*WORK INSTRUCTIONS*
Without the pictures, give the entries below again exactly as written.

::: RECORDS PROVIDED

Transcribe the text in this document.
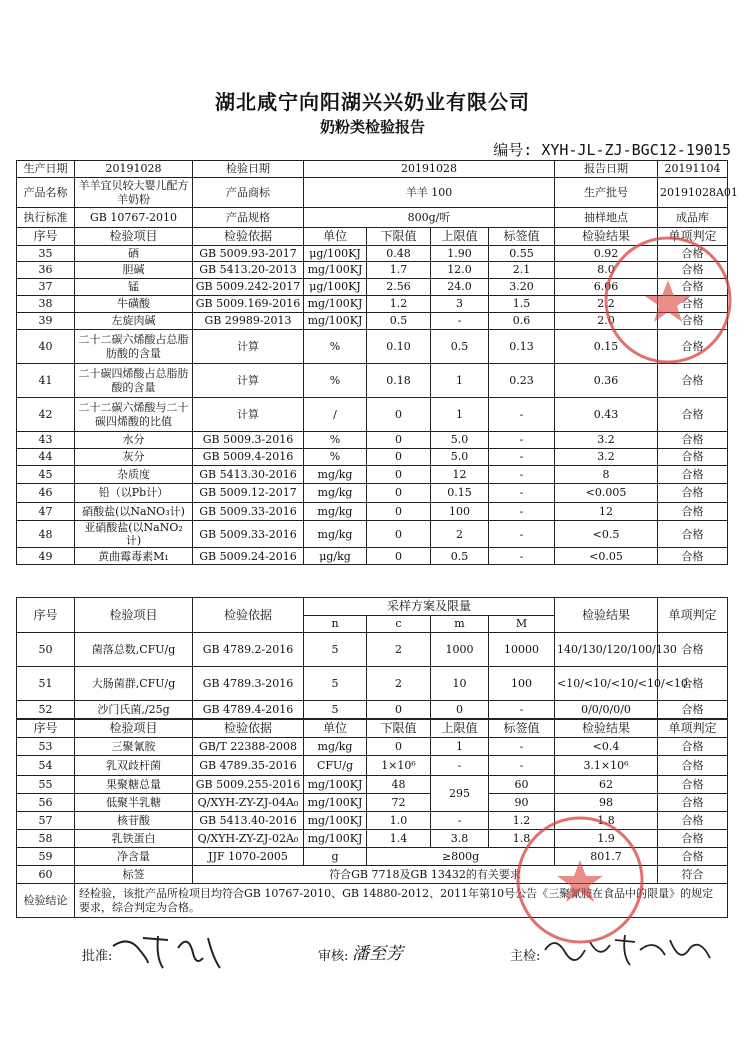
湖北咸宁向阳湖兴兴奶业有限公司
奶粉类检验报告
编号: XYH-JL-ZJ-BGC12-19015
生产日期	20191028	检验日期	20191028				报告日期	20191104
产品名称	羊羊宜贝较大婴儿配方羊奶粉	产品商标	羊羊 100				生产批号	20191028A01
执行标准	GB 10767-2010	产品规格	800g/听				抽样地点	成品库
序号	检验项目	检验依据	单位	下限值	上限值	标签值	检验结果	单项判定
35	硒	GB 5009.93-2017	μg/100KJ	0.48	1.90	0.55	0.92	合格
36	胆碱	GB 5413.20-2013	mg/100KJ	1.7	12.0	2.1	8.0	合格
37	锰	GB 5009.242-2017	μg/100KJ	2.56	24.0	3.20	6.06	合格
38	牛磺酸	GB 5009.169-2016	mg/100KJ	1.2	3	1.5	2.2	合格
39	左旋肉碱	GB 29989-2013	mg/100KJ	0.5	-	0.6	2.0	合格
40	二十二碳六烯酸占总脂肪酸的含量	计算	%	0.10	0.5	0.13	0.15	合格
41	二十碳四烯酸占总脂肪酸的含量	计算	%	0.18	1	0.23	0.36	合格
42	二十二碳六烯酸与二十碳四烯酸的比值	计算	/	0	1	-	0.43	合格
43	水分	GB 5009.3-2016	%	0	5.0	-	3.2	合格
44	灰分	GB 5009.4-2016	%	0	5.0	-	3.2	合格
45	杂质度	GB 5413.30-2016	mg/kg	0	12	-	8	合格
46	铅（以Pb计）	GB 5009.12-2017	mg/kg	0	0.15	-	<0.005	合格
47	硝酸盐(以NaNO₃计)	GB 5009.33-2016	mg/kg	0	100	-	12	合格
48	亚硝酸盐(以NaNO₂计)	GB 5009.33-2016	mg/kg	0	2	-	<0.5	合格
49	黄曲霉毒素M₁	GB 5009.24-2016	μg/kg	0	0.5	-	<0.05	合格
序号	检验项目	检验依据	采样方案及限量				检验结果	单项判定
			n	c	m	M		
50	菌落总数,CFU/g	GB 4789.2-2016	5	2	1000	10000	140/130/120/100/130	合格
51	大肠菌群,CFU/g	GB 4789.3-2016	5	2	10	100	<10/<10/<10/<10/<10	合格
52	沙门氏菌,/25g	GB 4789.4-2016	5	0	0	-	0/0/0/0/0	合格
序号	检验项目	检验依据	单位	下限值	上限值	标签值	检验结果	单项判定
53	三聚氰胺	GB/T 22388-2008	mg/kg	0	1	-	<0.4	合格
54	乳双歧杆菌	GB 4789.35-2016	CFU/g	1×10⁶	-	-	3.1×10⁶	合格
55	果聚糖总量	GB 5009.255-2016	mg/100KJ	48	295	60	62	合格
56	低聚半乳糖	Q/XYH-ZY-ZJ-04A₀	mg/100KJ	72		90	98	合格
57	核苷酸	GB 5413.40-2016	mg/100KJ	1.0	-	1.2	1.8	合格
58	乳铁蛋白	Q/XYH-ZY-ZJ-02A₀	mg/100KJ	1.4	3.8	1.8	1.9	合格
59	净含量	JJF 1070-2005	g	≥800g			801.7	合格
60	标签	符合GB 7718及GB 13432的有关要求						符合
检验结论	经检验，该批产品所检项目均符合GB 10767-2010、GB 14880-2012、2011年第10号公告《三聚氰胺在食品中的限量》的规定要求，综合判定为合格。							
批准:	审核:	主检:
潘至芳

::::::

*FULL SOLUTION*
Transcribe the text in this document.
湖北咸宁向阳湖兴兴奶业有限公司
奶粉类检验报告
编号: XYH-JL-ZJ-BGC12-19015
生产日期	20191028	检验日期	20191028				报告日期	20191104
产品名称	羊羊宜贝较大婴儿配方羊奶粉	产品商标	羊羊 100				生产批号	20191028A01
执行标准	GB 10767-2010	产品规格	800g/听				抽样地点	成品库
序号	检验项目	检验依据	单位	下限值	上限值	标签值	检验结果	单项判定
35	硒	GB 5009.93-2017	μg/100KJ	0.48	1.90	0.55	0.92	合格
36	胆碱	GB 5413.20-2013	mg/100KJ	1.7	12.0	2.1	8.0	合格
37	锰	GB 5009.242-2017	μg/100KJ	2.56	24.0	3.20	6.06	合格
38	牛磺酸	GB 5009.169-2016	mg/100KJ	1.2	3	1.5	2.2	合格
39	左旋肉碱	GB 29989-2013	mg/100KJ	0.5	-	0.6	2.0	合格
40	二十二碳六烯酸占总脂肪酸的含量	计算	%	0.10	0.5	0.13	0.15	合格
41	二十碳四烯酸占总脂肪酸的含量	计算	%	0.18	1	0.23	0.36	合格
42	二十二碳六烯酸与二十碳四烯酸的比值	计算	/	0	1	-	0.43	合格
43	水分	GB 5009.3-2016	%	0	5.0	-	3.2	合格
44	灰分	GB 5009.4-2016	%	0	5.0	-	3.2	合格
45	杂质度	GB 5413.30-2016	mg/kg	0	12	-	8	合格
46	铅（以Pb计）	GB 5009.12-2017	mg/kg	0	0.15	-	<0.005	合格
47	硝酸盐(以NaNO₃计)	GB 5009.33-2016	mg/kg	0	100	-	12	合格
48	亚硝酸盐(以NaNO₂计)	GB 5009.33-2016	mg/kg	0	2	-	<0.5	合格
49	黄曲霉毒素M₁	GB 5009.24-2016	μg/kg	0	0.5	-	<0.05	合格
序号	检验项目	检验依据	采样方案及限量				检验结果	单项判定
			n	c	m	M		
50	菌落总数,CFU/g	GB 4789.2-2016	5	2	1000	10000	140/130/120/100/130	合格
51	大肠菌群,CFU/g	GB 4789.3-2016	5	2	10	100	<10/<10/<10/<10/<10	合格
52	沙门氏菌,/25g	GB 4789.4-2016	5	0	0	-	0/0/0/0/0	合格
序号	检验项目	检验依据	单位	下限值	上限值	标签值	检验结果	单项判定
53	三聚氰胺	GB/T 22388-2008	mg/kg	0	1	-	<0.4	合格
54	乳双歧杆菌	GB 4789.35-2016	CFU/g	1×10⁶	-	-	3.1×10⁶	合格
55	果聚糖总量	GB 5009.255-2016	mg/100KJ	48	295	60	62	合格
56	低聚半乳糖	Q/XYH-ZY-ZJ-04A₀	mg/100KJ	72		90	98	合格
57	核苷酸	GB 5413.40-2016	mg/100KJ	1.0	-	1.2	1.8	合格
58	乳铁蛋白	Q/XYH-ZY-ZJ-02A₀	mg/100KJ	1.4	3.8	1.8	1.9	合格
59	净含量	JJF 1070-2005	g	≥800g			801.7	合格
60	标签	符合GB 7718及GB 13432的有关要求						符合
检验结论	经检验，该批产品所检项目均符合GB 10767-2010、GB 14880-2012、2011年第10号公告《三聚氰胺在食品中的限量》的规定要求，综合判定为合格。							
批准:	审核:	主检:
潘至芳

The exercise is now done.